» Provided data:
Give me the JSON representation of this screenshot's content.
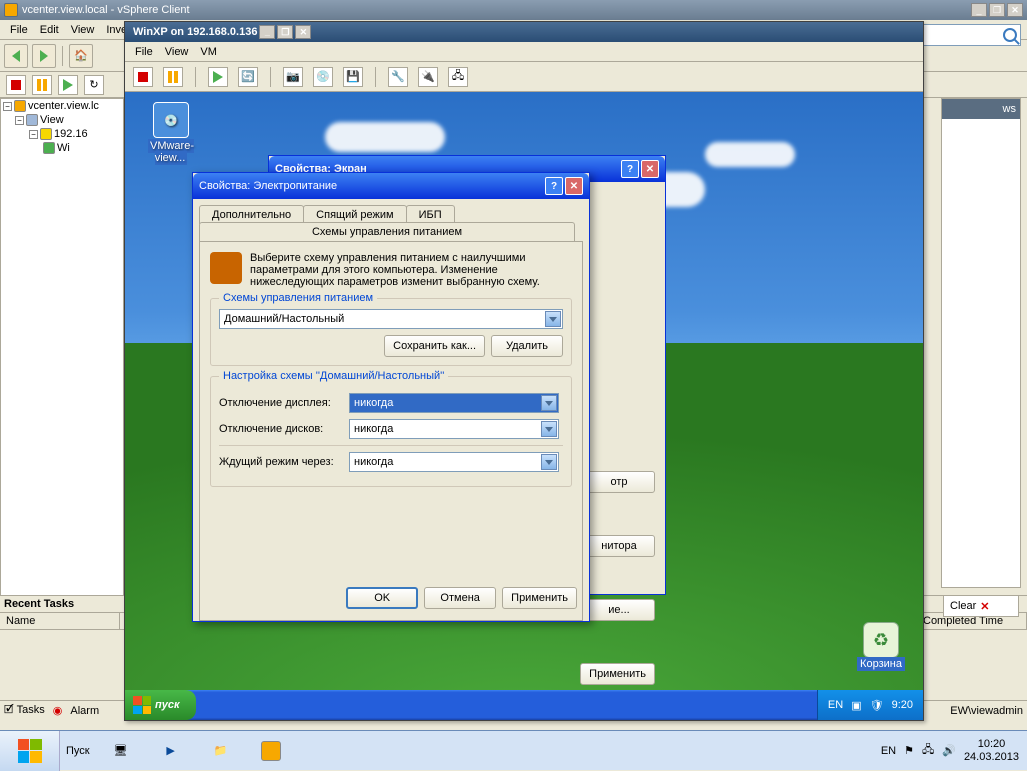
{
  "outer": {
    "title": "vcenter.view.local - vSphere Client",
    "menus": [
      "File",
      "Edit",
      "View",
      "Inve"
    ],
    "home_label": "H"
  },
  "tree": {
    "root": "vcenter.view.lc",
    "lvl2": "View",
    "lvl3": "192.16",
    "lvl4": "Wi"
  },
  "right": {
    "tab": "ws"
  },
  "recent": {
    "header": "Recent Tasks",
    "cols": [
      "Name"
    ],
    "clear": "Clear",
    "completed": "Completed Time"
  },
  "status": {
    "tasks": "Tasks",
    "alarms": "Alarm",
    "user": "EW\\viewadmin"
  },
  "vm": {
    "title": "WinXP on 192.168.0.136",
    "menus": [
      "File",
      "View",
      "VM"
    ],
    "desk_icon": "VMware-view...",
    "recycle": "Корзина",
    "start": "пуск",
    "lang": "EN",
    "clock": "9:20"
  },
  "display_dlg": {
    "title": "Свойства: Экран",
    "btn_view": "отр",
    "btn_monitor": "нитора",
    "btn_set": "ие...",
    "apply": "Применить"
  },
  "power_dlg": {
    "title": "Свойства: Электропитание",
    "tabs_front": "Схемы управления питанием",
    "tabs_back": [
      "Дополнительно",
      "Спящий режим",
      "ИБП"
    ],
    "intro": "Выберите схему управления питанием с наилучшими параметрами для этого компьютера. Изменение нижеследующих параметров изменит выбранную схему.",
    "group1_label": "Схемы управления питанием",
    "scheme_value": "Домашний/Настольный",
    "save_as": "Сохранить как...",
    "delete": "Удалить",
    "group2_label": "Настройка схемы ''Домашний/Настольный''",
    "row1": "Отключение дисплея:",
    "row2": "Отключение дисков:",
    "row3": "Ждущий режим через:",
    "never": "никогда",
    "ok": "OK",
    "cancel": "Отмена",
    "apply": "Применить"
  },
  "host_taskbar": {
    "start": "Пуск",
    "lang": "EN",
    "time": "10:20",
    "date": "24.03.2013"
  }
}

» Work to be completed:
Track down every line holding the string "питанием" and copy it.

» Full response:
    "tabs_front": "Схемы управления питанием",
    "intro": "Выберите схему управления питанием с наилучшими параметрами для этого компьютера. Изменение нижеследующих параметров изменит выбранную схему.",
    "group1_label": "Схемы управления питанием",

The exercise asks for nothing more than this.